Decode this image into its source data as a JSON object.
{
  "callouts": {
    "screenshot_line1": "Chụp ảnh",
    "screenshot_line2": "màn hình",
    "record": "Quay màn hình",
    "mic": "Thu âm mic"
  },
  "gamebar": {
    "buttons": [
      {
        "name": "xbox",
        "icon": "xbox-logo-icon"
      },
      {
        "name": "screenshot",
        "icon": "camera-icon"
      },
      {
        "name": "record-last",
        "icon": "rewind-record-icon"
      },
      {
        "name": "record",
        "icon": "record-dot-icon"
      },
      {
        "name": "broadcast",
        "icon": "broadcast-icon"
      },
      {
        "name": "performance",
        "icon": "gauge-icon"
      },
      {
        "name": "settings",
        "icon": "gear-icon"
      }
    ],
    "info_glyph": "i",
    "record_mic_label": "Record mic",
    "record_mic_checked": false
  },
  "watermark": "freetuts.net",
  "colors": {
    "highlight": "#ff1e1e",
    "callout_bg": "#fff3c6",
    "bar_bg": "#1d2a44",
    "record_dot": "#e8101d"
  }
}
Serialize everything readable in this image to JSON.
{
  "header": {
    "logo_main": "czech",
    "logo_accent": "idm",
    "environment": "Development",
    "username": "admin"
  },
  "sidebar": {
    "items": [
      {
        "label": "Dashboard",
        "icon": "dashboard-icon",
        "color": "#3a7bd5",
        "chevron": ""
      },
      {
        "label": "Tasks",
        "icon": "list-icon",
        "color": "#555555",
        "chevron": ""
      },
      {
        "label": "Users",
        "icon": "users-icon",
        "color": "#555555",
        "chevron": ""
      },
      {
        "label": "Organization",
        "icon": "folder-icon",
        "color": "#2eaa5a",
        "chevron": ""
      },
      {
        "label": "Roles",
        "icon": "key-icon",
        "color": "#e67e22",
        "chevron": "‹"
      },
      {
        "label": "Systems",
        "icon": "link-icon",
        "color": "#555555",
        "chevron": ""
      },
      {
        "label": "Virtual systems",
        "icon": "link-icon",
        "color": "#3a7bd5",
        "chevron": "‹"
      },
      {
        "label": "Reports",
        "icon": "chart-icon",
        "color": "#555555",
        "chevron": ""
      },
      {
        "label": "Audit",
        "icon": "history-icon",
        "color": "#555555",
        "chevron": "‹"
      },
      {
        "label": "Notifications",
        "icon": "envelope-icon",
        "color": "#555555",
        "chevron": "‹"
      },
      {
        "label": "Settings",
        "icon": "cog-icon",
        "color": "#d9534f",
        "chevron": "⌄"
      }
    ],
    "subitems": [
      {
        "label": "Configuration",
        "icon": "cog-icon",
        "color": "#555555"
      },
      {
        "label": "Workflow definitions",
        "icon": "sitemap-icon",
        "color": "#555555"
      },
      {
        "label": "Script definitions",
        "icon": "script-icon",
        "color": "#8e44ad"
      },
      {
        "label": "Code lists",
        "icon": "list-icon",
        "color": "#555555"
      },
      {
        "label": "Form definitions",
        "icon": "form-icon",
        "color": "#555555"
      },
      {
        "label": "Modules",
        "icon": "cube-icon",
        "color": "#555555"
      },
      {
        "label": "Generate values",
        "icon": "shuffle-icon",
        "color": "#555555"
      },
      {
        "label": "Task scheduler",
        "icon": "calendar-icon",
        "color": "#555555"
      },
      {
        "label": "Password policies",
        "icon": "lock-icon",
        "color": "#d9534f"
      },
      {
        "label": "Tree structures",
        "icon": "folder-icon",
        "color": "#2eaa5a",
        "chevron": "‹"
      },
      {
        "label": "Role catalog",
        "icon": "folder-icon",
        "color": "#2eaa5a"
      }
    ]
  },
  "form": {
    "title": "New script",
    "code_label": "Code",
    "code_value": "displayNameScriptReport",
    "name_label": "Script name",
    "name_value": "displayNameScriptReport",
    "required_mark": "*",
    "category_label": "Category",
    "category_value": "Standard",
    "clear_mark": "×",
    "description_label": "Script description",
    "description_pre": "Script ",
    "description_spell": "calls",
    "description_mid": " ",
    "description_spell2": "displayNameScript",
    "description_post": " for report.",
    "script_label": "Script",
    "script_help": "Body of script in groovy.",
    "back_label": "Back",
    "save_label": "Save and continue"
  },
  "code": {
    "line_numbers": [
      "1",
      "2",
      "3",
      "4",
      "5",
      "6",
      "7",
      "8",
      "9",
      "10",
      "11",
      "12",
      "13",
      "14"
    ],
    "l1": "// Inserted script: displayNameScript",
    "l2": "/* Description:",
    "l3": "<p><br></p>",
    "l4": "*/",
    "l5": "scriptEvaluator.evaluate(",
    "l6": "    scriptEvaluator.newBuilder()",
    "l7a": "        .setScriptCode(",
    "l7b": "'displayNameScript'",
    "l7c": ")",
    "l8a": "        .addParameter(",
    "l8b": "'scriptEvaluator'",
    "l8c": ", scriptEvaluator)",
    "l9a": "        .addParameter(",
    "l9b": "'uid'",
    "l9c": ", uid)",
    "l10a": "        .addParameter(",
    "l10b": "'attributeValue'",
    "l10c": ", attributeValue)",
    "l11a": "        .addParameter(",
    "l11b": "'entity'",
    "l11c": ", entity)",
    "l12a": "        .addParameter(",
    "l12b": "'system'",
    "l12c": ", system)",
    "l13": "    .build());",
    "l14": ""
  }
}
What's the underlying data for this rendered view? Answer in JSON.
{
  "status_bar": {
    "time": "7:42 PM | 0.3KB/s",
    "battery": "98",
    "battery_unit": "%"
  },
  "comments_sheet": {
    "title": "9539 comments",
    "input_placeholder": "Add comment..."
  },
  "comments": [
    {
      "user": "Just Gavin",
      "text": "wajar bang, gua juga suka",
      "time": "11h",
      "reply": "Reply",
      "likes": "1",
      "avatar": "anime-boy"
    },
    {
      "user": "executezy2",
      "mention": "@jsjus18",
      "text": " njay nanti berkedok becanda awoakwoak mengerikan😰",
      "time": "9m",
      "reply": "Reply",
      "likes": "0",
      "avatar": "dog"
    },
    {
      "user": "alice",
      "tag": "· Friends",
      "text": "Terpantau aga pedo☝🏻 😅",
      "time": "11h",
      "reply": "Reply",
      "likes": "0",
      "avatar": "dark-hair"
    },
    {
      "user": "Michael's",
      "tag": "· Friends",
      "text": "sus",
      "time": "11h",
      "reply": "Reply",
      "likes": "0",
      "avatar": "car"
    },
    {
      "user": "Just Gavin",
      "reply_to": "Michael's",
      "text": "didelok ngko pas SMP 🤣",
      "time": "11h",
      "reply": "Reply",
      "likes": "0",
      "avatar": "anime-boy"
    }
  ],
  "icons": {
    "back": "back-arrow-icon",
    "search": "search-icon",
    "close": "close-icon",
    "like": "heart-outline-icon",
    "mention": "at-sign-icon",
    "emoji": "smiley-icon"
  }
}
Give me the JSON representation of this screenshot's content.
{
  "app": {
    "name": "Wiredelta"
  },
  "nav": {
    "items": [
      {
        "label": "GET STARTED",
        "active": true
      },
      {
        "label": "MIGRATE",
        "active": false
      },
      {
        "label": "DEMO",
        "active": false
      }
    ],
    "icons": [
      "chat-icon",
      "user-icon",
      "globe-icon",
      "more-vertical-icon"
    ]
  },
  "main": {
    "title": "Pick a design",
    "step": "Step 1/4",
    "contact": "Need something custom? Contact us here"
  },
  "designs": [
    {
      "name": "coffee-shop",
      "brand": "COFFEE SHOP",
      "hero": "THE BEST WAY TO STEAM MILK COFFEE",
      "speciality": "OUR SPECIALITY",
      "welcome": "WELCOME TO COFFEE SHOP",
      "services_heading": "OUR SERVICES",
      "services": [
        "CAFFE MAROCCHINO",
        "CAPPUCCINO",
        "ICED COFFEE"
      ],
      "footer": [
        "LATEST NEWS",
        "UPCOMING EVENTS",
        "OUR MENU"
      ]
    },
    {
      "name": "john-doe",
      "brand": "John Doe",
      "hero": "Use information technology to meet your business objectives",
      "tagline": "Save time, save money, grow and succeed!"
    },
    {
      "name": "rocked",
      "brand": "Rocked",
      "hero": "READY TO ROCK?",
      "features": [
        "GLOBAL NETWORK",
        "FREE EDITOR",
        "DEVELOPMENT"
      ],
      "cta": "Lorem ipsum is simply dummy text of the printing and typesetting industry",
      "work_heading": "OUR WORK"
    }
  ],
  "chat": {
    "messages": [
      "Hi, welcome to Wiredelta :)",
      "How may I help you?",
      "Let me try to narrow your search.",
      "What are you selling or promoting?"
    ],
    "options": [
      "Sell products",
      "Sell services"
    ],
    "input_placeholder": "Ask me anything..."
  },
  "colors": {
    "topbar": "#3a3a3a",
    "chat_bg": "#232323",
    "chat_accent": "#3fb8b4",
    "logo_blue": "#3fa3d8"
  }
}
--*--
### PROBLEM STATEMENT
Scan the material above. Copy each line that holds the word "What".

### EXERCISE RESPONSE
What's the underlying data for this rendered view? Answer in JSON.
      "What are you selling or promoting?"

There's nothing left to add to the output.